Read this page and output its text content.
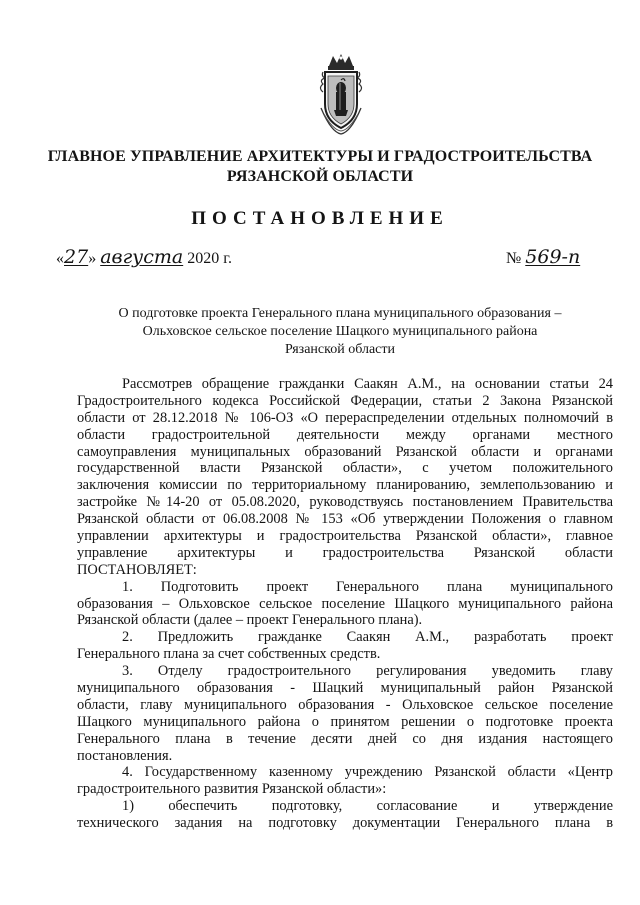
ГЛАВНОЕ УПРАВЛЕНИЕ АРХИТЕКТУРЫ И ГРАДОСТРОИТЕЛЬСТВА
РЯЗАНСКОЙ ОБЛАСТИ
ПОСТАНОВЛЕНИЕ
«27» августа 2020 г.	№ 569-п
О подготовке проекта Генерального плана муниципального образования –
Ольховское сельское поселение Шацкого муниципального района
Рязанской области
Рассмотрев обращение гражданки Саакян А.М., на основании статьи 24
Градостроительного кодекса Российской Федерации, статьи 2 Закона Рязанской
области от 28.12.2018 № 106-ОЗ «О перераспределении отдельных полномочий в
области градостроительной деятельности между органами местного
самоуправления муниципальных образований Рязанской области и органами
государственной власти Рязанской области», с учетом положительного
заключения комиссии по территориальному планированию, землепользованию и
застройке №14-20 от 05.08.2020, руководствуясь постановлением Правительства
Рязанской области от 06.08.2008 № 153 «Об утверждении Положения о главном
управлении архитектуры и градостроительства Рязанской области», главное
управление архитектуры и градостроительства Рязанской области
ПОСТАНОВЛЯЕТ:
1. Подготовить проект Генерального плана муниципального
образования – Ольховское сельское поселение Шацкого муниципального района
Рязанской области (далее – проект Генерального плана).
2. Предложить гражданке Саакян А.М., разработать проект
Генерального плана за счет собственных средств.
3. Отделу градостроительного регулирования уведомить главу
муниципального образования - Шацкий муниципальный район Рязанской
области, главу муниципального образования - Ольховское сельское поселение
Шацкого муниципального района о принятом решении о подготовке проекта
Генерального плана в течение десяти дней со дня издания настоящего
постановления.
4. Государственному казенному учреждению Рязанской области «Центр
градостроительного развития Рязанской области»:
1) обеспечить подготовку, согласование и утверждение
технического задания на подготовку документации Генерального плана в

===============

Take the listing above and restate it word for word, without its pictures.

## Final result:
Read this page and output its text content.
ГЛАВНОЕ УПРАВЛЕНИЕ АРХИТЕКТУРЫ И ГРАДОСТРОИТЕЛЬСТВА
РЯЗАНСКОЙ ОБЛАСТИ
ПОСТАНОВЛЕНИЕ
«27» августа 2020 г.	№ 569-п
О подготовке проекта Генерального плана муниципального образования –
Ольховское сельское поселение Шацкого муниципального района
Рязанской области
Рассмотрев обращение гражданки Саакян А.М., на основании статьи 24
Градостроительного кодекса Российской Федерации, статьи 2 Закона Рязанской
области от 28.12.2018 № 106-ОЗ «О перераспределении отдельных полномочий в
области градостроительной деятельности между органами местного
самоуправления муниципальных образований Рязанской области и органами
государственной власти Рязанской области», с учетом положительного
заключения комиссии по территориальному планированию, землепользованию и
застройке №14-20 от 05.08.2020, руководствуясь постановлением Правительства
Рязанской области от 06.08.2008 № 153 «Об утверждении Положения о главном
управлении архитектуры и градостроительства Рязанской области», главное
управление архитектуры и градостроительства Рязанской области
ПОСТАНОВЛЯЕТ:
1. Подготовить проект Генерального плана муниципального
образования – Ольховское сельское поселение Шацкого муниципального района
Рязанской области (далее – проект Генерального плана).
2. Предложить гражданке Саакян А.М., разработать проект
Генерального плана за счет собственных средств.
3. Отделу градостроительного регулирования уведомить главу
муниципального образования - Шацкий муниципальный район Рязанской
области, главу муниципального образования - Ольховское сельское поселение
Шацкого муниципального района о принятом решении о подготовке проекта
Генерального плана в течение десяти дней со дня издания настоящего
постановления.
4. Государственному казенному учреждению Рязанской области «Центр
градостроительного развития Рязанской области»:
1) обеспечить подготовку, согласование и утверждение
технического задания на подготовку документации Генерального плана в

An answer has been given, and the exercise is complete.